-- start --
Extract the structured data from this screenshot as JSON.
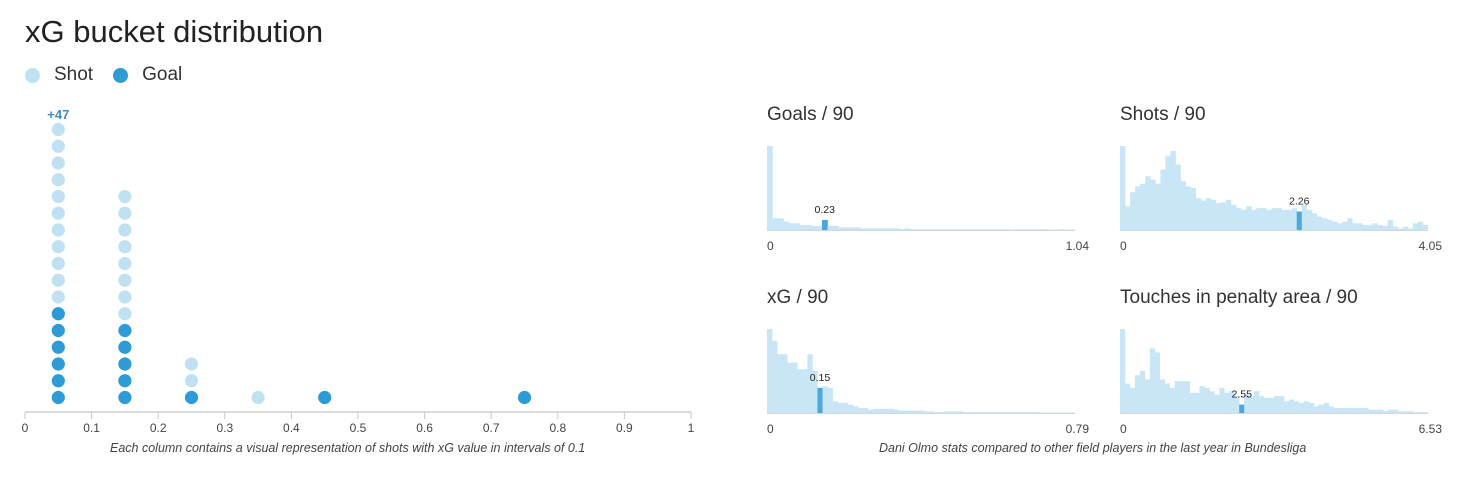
{
  "title": "xG bucket distribution",
  "legend": [
    {
      "label": "Shot",
      "color": "#bfe1f2"
    },
    {
      "label": "Goal",
      "color": "#2f9bd6"
    }
  ],
  "colors": {
    "shot": "#bfe1f2",
    "goal": "#2f9bd6",
    "overflow_label": "#3a8fc7",
    "hist_bar": "#c9e6f6",
    "hist_highlight": "#4aa8dc"
  },
  "bucket_caption": "Each column contains a visual representation of shots with xG value in intervals of 0.1",
  "compare_caption": "Dani Olmo stats compared to other field players in the last year in Bundesliga",
  "chart_data": [
    {
      "type": "scatter",
      "title": "xG bucket distribution",
      "x_ticks": [
        "0",
        "0.1",
        "0.2",
        "0.3",
        "0.4",
        "0.5",
        "0.6",
        "0.7",
        "0.8",
        "0.9",
        "1"
      ],
      "xlim": [
        0,
        1
      ],
      "buckets": [
        {
          "x": 0.05,
          "goals": 6,
          "shots_displayed": 11,
          "overflow_label": "+47"
        },
        {
          "x": 0.15,
          "goals": 5,
          "shots_displayed": 8,
          "overflow_label": ""
        },
        {
          "x": 0.25,
          "goals": 1,
          "shots_displayed": 2,
          "overflow_label": ""
        },
        {
          "x": 0.35,
          "goals": 0,
          "shots_displayed": 1,
          "overflow_label": ""
        },
        {
          "x": 0.45,
          "goals": 1,
          "shots_displayed": 0,
          "overflow_label": ""
        },
        {
          "x": 0.75,
          "goals": 1,
          "shots_displayed": 0,
          "overflow_label": ""
        }
      ]
    },
    {
      "type": "bar",
      "title": "Goals / 90",
      "xmin_label": "0",
      "xmax_label": "1.04",
      "xlim": [
        0,
        1.04
      ],
      "highlight": {
        "value": 0.23,
        "label": "0.23",
        "bin": 10
      },
      "values": [
        100,
        14,
        14,
        10,
        8,
        8,
        6,
        6,
        5,
        5,
        12,
        5,
        5,
        3,
        3,
        3,
        3,
        2,
        2,
        2,
        2,
        2,
        2,
        2,
        1,
        2,
        1,
        1,
        1,
        1,
        1,
        1,
        1,
        1,
        1,
        1,
        1,
        1,
        1,
        1,
        1,
        1,
        1,
        1,
        0.5,
        1,
        1,
        1,
        1,
        1,
        1,
        0.5,
        0.5,
        1,
        0.5,
        0.5
      ]
    },
    {
      "type": "bar",
      "title": "Shots / 90",
      "xmin_label": "0",
      "xmax_label": "4.05",
      "xlim": [
        0,
        4.05
      ],
      "highlight": {
        "value": 2.26,
        "label": "2.26",
        "bin": 35
      },
      "values": [
        100,
        28,
        45,
        52,
        55,
        64,
        60,
        55,
        72,
        88,
        94,
        78,
        58,
        52,
        50,
        38,
        35,
        38,
        36,
        32,
        33,
        36,
        30,
        26,
        24,
        28,
        24,
        26,
        26,
        24,
        26,
        26,
        24,
        24,
        26,
        22,
        30,
        24,
        20,
        16,
        14,
        12,
        10,
        8,
        10,
        14,
        8,
        8,
        6,
        6,
        8,
        6,
        5,
        12,
        4,
        2,
        4,
        2,
        8,
        10,
        6
      ]
    },
    {
      "type": "bar",
      "title": "xG / 90",
      "xmin_label": "0",
      "xmax_label": "0.79",
      "xlim": [
        0,
        0.79
      ],
      "highlight": {
        "value": 0.15,
        "label": "0.15",
        "bin": 10
      },
      "values": [
        100,
        86,
        70,
        70,
        60,
        60,
        52,
        52,
        70,
        50,
        30,
        32,
        30,
        14,
        12,
        12,
        10,
        8,
        6,
        6,
        4,
        5,
        5,
        5,
        5,
        4,
        3,
        3,
        3,
        3,
        3,
        2,
        2,
        1,
        1,
        2,
        2,
        2,
        2,
        1,
        1,
        1,
        1,
        1,
        1,
        1,
        1,
        1,
        1,
        1,
        1,
        1,
        1,
        1,
        0.5,
        0.5,
        0.5,
        0.5,
        0.5,
        0.5,
        0.5
      ]
    },
    {
      "type": "bar",
      "title": "Touches in penalty area / 90",
      "xmin_label": "0",
      "xmax_label": "6.53",
      "xlim": [
        0,
        6.53
      ],
      "highlight": {
        "value": 2.55,
        "label": "2.55",
        "bin": 24
      },
      "values": [
        100,
        35,
        30,
        45,
        50,
        40,
        77,
        72,
        40,
        35,
        30,
        38,
        38,
        38,
        24,
        24,
        32,
        30,
        26,
        22,
        30,
        24,
        26,
        20,
        10,
        22,
        20,
        26,
        20,
        18,
        18,
        20,
        20,
        14,
        16,
        14,
        12,
        14,
        12,
        8,
        10,
        12,
        8,
        6,
        6,
        6,
        6,
        6,
        6,
        6,
        4,
        4,
        4,
        2,
        4,
        4,
        2,
        2,
        2,
        1,
        1,
        1
      ]
    }
  ]
}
-- end --
WHAT THIS TASK INVOLVES ▸ Repeat the listing above exactly, with no pictures.

FINISHED EXERCISE ▸
Extract the structured data from this screenshot as JSON.
{
  "title": "xG bucket distribution",
  "legend": [
    {
      "label": "Shot",
      "color": "#bfe1f2"
    },
    {
      "label": "Goal",
      "color": "#2f9bd6"
    }
  ],
  "colors": {
    "shot": "#bfe1f2",
    "goal": "#2f9bd6",
    "overflow_label": "#3a8fc7",
    "hist_bar": "#c9e6f6",
    "hist_highlight": "#4aa8dc"
  },
  "bucket_caption": "Each column contains a visual representation of shots with xG value in intervals of 0.1",
  "compare_caption": "Dani Olmo stats compared to other field players in the last year in Bundesliga",
  "chart_data": [
    {
      "type": "scatter",
      "title": "xG bucket distribution",
      "x_ticks": [
        "0",
        "0.1",
        "0.2",
        "0.3",
        "0.4",
        "0.5",
        "0.6",
        "0.7",
        "0.8",
        "0.9",
        "1"
      ],
      "xlim": [
        0,
        1
      ],
      "buckets": [
        {
          "x": 0.05,
          "goals": 6,
          "shots_displayed": 11,
          "overflow_label": "+47"
        },
        {
          "x": 0.15,
          "goals": 5,
          "shots_displayed": 8,
          "overflow_label": ""
        },
        {
          "x": 0.25,
          "goals": 1,
          "shots_displayed": 2,
          "overflow_label": ""
        },
        {
          "x": 0.35,
          "goals": 0,
          "shots_displayed": 1,
          "overflow_label": ""
        },
        {
          "x": 0.45,
          "goals": 1,
          "shots_displayed": 0,
          "overflow_label": ""
        },
        {
          "x": 0.75,
          "goals": 1,
          "shots_displayed": 0,
          "overflow_label": ""
        }
      ]
    },
    {
      "type": "bar",
      "title": "Goals / 90",
      "xmin_label": "0",
      "xmax_label": "1.04",
      "xlim": [
        0,
        1.04
      ],
      "highlight": {
        "value": 0.23,
        "label": "0.23",
        "bin": 10
      },
      "values": [
        100,
        14,
        14,
        10,
        8,
        8,
        6,
        6,
        5,
        5,
        12,
        5,
        5,
        3,
        3,
        3,
        3,
        2,
        2,
        2,
        2,
        2,
        2,
        2,
        1,
        2,
        1,
        1,
        1,
        1,
        1,
        1,
        1,
        1,
        1,
        1,
        1,
        1,
        1,
        1,
        1,
        1,
        1,
        1,
        0.5,
        1,
        1,
        1,
        1,
        1,
        1,
        0.5,
        0.5,
        1,
        0.5,
        0.5
      ]
    },
    {
      "type": "bar",
      "title": "Shots / 90",
      "xmin_label": "0",
      "xmax_label": "4.05",
      "xlim": [
        0,
        4.05
      ],
      "highlight": {
        "value": 2.26,
        "label": "2.26",
        "bin": 35
      },
      "values": [
        100,
        28,
        45,
        52,
        55,
        64,
        60,
        55,
        72,
        88,
        94,
        78,
        58,
        52,
        50,
        38,
        35,
        38,
        36,
        32,
        33,
        36,
        30,
        26,
        24,
        28,
        24,
        26,
        26,
        24,
        26,
        26,
        24,
        24,
        26,
        22,
        30,
        24,
        20,
        16,
        14,
        12,
        10,
        8,
        10,
        14,
        8,
        8,
        6,
        6,
        8,
        6,
        5,
        12,
        4,
        2,
        4,
        2,
        8,
        10,
        6
      ]
    },
    {
      "type": "bar",
      "title": "xG / 90",
      "xmin_label": "0",
      "xmax_label": "0.79",
      "xlim": [
        0,
        0.79
      ],
      "highlight": {
        "value": 0.15,
        "label": "0.15",
        "bin": 10
      },
      "values": [
        100,
        86,
        70,
        70,
        60,
        60,
        52,
        52,
        70,
        50,
        30,
        32,
        30,
        14,
        12,
        12,
        10,
        8,
        6,
        6,
        4,
        5,
        5,
        5,
        5,
        4,
        3,
        3,
        3,
        3,
        3,
        2,
        2,
        1,
        1,
        2,
        2,
        2,
        2,
        1,
        1,
        1,
        1,
        1,
        1,
        1,
        1,
        1,
        1,
        1,
        1,
        1,
        1,
        1,
        0.5,
        0.5,
        0.5,
        0.5,
        0.5,
        0.5,
        0.5
      ]
    },
    {
      "type": "bar",
      "title": "Touches in penalty area / 90",
      "xmin_label": "0",
      "xmax_label": "6.53",
      "xlim": [
        0,
        6.53
      ],
      "highlight": {
        "value": 2.55,
        "label": "2.55",
        "bin": 24
      },
      "values": [
        100,
        35,
        30,
        45,
        50,
        40,
        77,
        72,
        40,
        35,
        30,
        38,
        38,
        38,
        24,
        24,
        32,
        30,
        26,
        22,
        30,
        24,
        26,
        20,
        10,
        22,
        20,
        26,
        20,
        18,
        18,
        20,
        20,
        14,
        16,
        14,
        12,
        14,
        12,
        8,
        10,
        12,
        8,
        6,
        6,
        6,
        6,
        6,
        6,
        6,
        4,
        4,
        4,
        2,
        4,
        4,
        2,
        2,
        2,
        1,
        1,
        1
      ]
    }
  ]
}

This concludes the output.